| Work to complete |
Pick out every line that holds the string "Control" and copy it.

| Supplied entries |
________________________________________

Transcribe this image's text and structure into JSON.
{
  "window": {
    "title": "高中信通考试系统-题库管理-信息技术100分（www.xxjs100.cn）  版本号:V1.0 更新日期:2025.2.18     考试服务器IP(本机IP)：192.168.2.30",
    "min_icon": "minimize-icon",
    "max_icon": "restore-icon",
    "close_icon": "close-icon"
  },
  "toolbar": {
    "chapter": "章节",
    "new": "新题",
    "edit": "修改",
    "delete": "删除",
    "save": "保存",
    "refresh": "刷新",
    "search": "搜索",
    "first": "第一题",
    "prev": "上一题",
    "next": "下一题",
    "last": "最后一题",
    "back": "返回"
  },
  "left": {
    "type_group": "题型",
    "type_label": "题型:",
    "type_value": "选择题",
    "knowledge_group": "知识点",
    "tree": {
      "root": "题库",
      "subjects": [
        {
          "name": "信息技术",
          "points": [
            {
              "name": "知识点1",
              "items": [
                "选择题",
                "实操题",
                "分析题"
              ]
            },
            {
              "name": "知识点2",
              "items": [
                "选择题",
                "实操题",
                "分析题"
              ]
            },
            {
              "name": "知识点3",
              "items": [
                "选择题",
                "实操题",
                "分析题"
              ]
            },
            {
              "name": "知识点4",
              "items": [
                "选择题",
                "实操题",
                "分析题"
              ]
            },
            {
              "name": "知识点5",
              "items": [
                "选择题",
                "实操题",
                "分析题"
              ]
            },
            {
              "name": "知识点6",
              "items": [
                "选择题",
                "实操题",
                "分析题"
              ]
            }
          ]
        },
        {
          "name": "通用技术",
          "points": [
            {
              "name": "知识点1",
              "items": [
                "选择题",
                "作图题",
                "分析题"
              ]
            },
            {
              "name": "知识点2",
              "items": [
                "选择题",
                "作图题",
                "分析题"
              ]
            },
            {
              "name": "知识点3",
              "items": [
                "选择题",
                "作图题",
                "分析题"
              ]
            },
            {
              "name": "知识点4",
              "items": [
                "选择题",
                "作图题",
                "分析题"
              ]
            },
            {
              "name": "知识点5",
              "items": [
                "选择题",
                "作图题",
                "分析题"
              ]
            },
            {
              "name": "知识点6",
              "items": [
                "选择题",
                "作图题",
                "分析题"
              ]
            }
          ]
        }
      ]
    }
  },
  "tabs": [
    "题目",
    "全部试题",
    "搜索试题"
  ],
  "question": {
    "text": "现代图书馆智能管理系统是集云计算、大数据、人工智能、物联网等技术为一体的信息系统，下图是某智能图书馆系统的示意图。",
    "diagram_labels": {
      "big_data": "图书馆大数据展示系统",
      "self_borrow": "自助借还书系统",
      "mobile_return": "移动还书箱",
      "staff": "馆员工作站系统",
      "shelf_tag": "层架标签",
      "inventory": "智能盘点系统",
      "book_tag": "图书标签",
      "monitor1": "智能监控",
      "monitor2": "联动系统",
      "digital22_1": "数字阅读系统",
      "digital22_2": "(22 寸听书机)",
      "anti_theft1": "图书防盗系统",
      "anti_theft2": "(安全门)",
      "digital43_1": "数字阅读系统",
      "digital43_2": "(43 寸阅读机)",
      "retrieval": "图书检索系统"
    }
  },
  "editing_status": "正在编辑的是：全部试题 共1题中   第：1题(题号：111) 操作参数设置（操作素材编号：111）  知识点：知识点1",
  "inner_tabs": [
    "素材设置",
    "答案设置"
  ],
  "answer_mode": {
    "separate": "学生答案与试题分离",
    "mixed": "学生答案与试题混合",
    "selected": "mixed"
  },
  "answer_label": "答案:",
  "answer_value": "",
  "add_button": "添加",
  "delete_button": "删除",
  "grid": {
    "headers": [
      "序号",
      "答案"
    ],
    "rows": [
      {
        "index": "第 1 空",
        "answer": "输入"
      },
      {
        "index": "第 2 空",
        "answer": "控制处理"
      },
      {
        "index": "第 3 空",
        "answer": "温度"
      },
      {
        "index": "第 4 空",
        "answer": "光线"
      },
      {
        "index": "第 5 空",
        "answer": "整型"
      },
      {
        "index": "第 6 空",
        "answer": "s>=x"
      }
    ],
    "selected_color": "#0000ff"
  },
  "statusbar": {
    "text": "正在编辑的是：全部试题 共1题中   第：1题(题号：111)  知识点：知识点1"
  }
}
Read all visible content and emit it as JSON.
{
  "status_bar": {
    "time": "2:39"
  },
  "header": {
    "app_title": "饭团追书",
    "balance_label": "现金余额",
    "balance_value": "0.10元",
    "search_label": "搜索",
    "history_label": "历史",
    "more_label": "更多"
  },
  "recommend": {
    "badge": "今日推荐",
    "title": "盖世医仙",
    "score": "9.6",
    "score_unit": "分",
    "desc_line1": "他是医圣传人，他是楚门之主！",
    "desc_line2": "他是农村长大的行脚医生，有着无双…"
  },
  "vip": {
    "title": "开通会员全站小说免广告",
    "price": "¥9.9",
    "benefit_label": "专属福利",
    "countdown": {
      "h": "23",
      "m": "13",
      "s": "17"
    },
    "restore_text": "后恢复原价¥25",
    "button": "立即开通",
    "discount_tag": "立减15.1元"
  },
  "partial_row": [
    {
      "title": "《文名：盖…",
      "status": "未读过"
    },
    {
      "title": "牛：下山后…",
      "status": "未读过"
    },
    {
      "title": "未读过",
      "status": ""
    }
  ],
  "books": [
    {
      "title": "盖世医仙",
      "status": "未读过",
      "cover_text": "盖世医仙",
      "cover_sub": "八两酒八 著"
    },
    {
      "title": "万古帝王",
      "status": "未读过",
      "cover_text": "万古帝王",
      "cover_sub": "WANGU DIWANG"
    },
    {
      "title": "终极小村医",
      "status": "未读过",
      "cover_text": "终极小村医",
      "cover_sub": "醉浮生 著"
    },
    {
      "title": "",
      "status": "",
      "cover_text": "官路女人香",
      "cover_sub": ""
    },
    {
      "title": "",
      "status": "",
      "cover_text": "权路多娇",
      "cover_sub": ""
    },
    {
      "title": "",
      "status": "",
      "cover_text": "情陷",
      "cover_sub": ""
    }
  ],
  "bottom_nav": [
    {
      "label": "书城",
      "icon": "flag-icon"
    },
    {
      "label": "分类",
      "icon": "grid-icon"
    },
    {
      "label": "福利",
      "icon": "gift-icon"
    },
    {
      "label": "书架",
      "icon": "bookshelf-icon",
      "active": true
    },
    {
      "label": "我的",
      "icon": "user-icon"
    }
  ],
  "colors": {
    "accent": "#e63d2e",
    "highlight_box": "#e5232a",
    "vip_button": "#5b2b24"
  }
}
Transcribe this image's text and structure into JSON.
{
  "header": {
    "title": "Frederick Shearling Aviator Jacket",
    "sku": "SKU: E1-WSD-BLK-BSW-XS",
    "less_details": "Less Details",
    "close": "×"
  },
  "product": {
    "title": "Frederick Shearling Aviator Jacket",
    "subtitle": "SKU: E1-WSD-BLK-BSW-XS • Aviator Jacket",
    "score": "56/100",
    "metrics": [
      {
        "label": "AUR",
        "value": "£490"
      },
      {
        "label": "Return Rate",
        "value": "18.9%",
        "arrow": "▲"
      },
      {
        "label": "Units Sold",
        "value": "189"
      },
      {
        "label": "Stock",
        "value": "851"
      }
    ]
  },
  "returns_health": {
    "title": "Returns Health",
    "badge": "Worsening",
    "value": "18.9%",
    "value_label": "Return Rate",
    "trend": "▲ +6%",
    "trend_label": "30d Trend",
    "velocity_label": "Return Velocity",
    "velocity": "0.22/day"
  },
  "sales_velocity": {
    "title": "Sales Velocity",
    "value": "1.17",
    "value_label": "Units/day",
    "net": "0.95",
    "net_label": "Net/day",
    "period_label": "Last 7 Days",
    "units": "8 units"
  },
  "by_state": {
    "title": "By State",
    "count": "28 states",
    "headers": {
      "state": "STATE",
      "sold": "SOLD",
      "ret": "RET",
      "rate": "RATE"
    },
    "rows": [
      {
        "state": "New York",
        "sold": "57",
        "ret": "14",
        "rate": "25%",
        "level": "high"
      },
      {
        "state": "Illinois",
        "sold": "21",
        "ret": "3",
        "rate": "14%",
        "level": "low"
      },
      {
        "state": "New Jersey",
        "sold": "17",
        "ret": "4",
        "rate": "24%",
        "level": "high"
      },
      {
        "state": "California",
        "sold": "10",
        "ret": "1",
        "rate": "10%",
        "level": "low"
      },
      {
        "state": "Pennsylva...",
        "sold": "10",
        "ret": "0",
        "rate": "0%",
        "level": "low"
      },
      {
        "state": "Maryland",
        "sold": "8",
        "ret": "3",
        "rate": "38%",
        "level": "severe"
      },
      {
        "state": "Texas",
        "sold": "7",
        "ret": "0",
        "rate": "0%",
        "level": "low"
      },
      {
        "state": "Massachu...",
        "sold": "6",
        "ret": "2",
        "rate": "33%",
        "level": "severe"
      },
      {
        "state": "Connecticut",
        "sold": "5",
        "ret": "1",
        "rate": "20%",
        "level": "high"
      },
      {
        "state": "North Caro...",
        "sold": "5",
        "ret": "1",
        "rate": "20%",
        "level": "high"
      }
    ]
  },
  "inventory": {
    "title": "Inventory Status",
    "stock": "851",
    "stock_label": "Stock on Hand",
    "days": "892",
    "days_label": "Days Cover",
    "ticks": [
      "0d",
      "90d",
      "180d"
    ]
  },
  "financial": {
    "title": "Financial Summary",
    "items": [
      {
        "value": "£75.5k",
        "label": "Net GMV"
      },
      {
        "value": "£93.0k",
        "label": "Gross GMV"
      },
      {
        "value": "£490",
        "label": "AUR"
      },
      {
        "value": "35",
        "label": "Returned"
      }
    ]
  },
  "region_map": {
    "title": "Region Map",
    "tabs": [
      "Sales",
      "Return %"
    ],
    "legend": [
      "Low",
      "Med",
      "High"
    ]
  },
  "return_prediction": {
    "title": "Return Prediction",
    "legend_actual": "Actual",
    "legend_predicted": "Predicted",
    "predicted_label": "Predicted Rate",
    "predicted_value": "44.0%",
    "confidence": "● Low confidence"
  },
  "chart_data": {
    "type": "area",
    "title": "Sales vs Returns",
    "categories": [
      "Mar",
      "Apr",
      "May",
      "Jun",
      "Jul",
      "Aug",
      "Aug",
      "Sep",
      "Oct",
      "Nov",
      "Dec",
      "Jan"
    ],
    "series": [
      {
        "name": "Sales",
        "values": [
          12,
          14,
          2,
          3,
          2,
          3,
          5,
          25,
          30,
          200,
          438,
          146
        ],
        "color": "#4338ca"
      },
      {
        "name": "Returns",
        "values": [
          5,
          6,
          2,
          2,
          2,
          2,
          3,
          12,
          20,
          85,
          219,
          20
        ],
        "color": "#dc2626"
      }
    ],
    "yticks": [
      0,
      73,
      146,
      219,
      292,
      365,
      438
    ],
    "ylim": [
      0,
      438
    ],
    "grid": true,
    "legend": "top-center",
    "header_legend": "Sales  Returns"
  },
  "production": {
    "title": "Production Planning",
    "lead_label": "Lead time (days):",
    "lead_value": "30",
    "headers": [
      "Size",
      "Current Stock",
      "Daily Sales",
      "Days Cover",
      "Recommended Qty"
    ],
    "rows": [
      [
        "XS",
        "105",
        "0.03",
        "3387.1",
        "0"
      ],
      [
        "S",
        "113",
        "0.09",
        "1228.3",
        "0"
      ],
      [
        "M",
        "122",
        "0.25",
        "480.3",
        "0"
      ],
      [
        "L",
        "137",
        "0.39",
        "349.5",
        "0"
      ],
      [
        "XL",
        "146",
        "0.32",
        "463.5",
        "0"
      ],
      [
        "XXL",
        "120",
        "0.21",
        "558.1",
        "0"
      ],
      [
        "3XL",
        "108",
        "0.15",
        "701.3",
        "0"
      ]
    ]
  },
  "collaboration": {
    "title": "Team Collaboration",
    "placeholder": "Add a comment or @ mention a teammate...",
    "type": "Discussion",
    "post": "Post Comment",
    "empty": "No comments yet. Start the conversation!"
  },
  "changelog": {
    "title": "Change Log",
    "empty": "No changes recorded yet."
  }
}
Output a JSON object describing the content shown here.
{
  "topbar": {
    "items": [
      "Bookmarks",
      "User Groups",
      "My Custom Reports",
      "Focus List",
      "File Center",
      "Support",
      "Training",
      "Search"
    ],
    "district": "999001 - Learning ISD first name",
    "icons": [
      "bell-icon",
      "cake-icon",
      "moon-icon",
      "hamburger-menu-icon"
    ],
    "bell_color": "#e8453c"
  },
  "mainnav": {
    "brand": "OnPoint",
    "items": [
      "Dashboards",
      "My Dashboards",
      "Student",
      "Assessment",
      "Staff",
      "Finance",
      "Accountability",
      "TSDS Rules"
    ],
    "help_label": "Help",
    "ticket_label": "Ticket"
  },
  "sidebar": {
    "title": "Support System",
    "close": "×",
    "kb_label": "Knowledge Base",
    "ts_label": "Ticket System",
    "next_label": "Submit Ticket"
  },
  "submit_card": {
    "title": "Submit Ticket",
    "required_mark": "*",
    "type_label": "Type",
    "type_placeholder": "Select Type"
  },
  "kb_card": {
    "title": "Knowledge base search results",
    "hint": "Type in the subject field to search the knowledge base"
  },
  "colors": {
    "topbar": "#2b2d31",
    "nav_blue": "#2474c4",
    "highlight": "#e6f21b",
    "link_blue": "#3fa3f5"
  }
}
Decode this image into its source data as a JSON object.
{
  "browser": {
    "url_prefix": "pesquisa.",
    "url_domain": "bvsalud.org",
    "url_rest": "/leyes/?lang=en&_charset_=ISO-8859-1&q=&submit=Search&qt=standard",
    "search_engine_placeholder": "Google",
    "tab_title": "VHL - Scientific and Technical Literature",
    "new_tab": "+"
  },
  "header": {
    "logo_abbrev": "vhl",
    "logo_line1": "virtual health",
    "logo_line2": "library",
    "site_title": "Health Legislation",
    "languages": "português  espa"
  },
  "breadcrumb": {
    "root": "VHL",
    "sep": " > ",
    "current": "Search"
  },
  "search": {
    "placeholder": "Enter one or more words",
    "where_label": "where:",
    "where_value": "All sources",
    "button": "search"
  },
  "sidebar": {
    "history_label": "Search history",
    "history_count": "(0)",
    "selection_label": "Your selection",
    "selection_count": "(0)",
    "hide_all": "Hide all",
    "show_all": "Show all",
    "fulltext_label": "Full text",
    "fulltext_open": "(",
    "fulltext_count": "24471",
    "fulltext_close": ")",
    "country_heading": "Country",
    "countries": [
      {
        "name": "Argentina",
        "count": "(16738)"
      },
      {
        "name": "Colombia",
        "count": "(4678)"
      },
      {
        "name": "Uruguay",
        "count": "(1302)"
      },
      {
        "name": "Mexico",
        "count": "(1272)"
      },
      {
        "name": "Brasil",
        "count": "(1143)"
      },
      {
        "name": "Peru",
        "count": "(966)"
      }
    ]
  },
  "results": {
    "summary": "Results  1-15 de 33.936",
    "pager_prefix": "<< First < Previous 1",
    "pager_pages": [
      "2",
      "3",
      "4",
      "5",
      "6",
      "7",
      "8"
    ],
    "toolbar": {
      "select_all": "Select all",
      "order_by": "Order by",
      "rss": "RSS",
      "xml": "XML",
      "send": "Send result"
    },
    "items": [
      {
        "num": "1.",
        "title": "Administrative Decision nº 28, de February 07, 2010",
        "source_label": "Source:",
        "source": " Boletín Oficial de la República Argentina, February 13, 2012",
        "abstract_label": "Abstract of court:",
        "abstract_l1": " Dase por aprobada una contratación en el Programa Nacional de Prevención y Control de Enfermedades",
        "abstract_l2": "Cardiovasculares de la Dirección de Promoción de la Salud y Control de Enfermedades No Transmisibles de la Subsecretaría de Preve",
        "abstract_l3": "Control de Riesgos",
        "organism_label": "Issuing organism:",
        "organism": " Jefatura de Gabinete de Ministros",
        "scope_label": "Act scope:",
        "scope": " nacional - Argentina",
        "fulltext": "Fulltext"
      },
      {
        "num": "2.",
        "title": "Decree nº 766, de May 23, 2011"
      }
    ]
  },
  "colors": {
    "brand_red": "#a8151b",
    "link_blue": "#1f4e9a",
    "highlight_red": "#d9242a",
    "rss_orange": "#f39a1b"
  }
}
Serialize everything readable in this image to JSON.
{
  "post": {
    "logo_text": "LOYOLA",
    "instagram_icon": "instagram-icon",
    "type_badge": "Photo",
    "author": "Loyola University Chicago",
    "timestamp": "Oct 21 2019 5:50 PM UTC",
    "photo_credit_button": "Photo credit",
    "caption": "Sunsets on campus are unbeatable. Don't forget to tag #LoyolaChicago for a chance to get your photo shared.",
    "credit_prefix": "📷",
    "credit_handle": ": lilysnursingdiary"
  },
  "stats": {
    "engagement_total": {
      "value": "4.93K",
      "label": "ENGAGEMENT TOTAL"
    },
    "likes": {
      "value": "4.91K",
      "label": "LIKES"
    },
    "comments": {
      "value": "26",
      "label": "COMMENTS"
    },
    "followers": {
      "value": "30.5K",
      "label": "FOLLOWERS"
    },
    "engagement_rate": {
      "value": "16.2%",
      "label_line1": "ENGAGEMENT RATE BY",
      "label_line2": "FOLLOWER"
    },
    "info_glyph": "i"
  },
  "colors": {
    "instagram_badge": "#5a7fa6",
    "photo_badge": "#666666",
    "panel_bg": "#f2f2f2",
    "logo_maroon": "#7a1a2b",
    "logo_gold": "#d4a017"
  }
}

________________________________________

| Answer for the task |
        "abstract_l1": " Dase por aprobada una contratación en el Programa Nacional de Prevención y Control de Enfermedades",
        "abstract_l2": "Cardiovasculares de la Dirección de Promoción de la Salud y Control de Enfermedades No Transmisibles de la Subsecretaría de Preve",
        "abstract_l3": "Control de Riesgos",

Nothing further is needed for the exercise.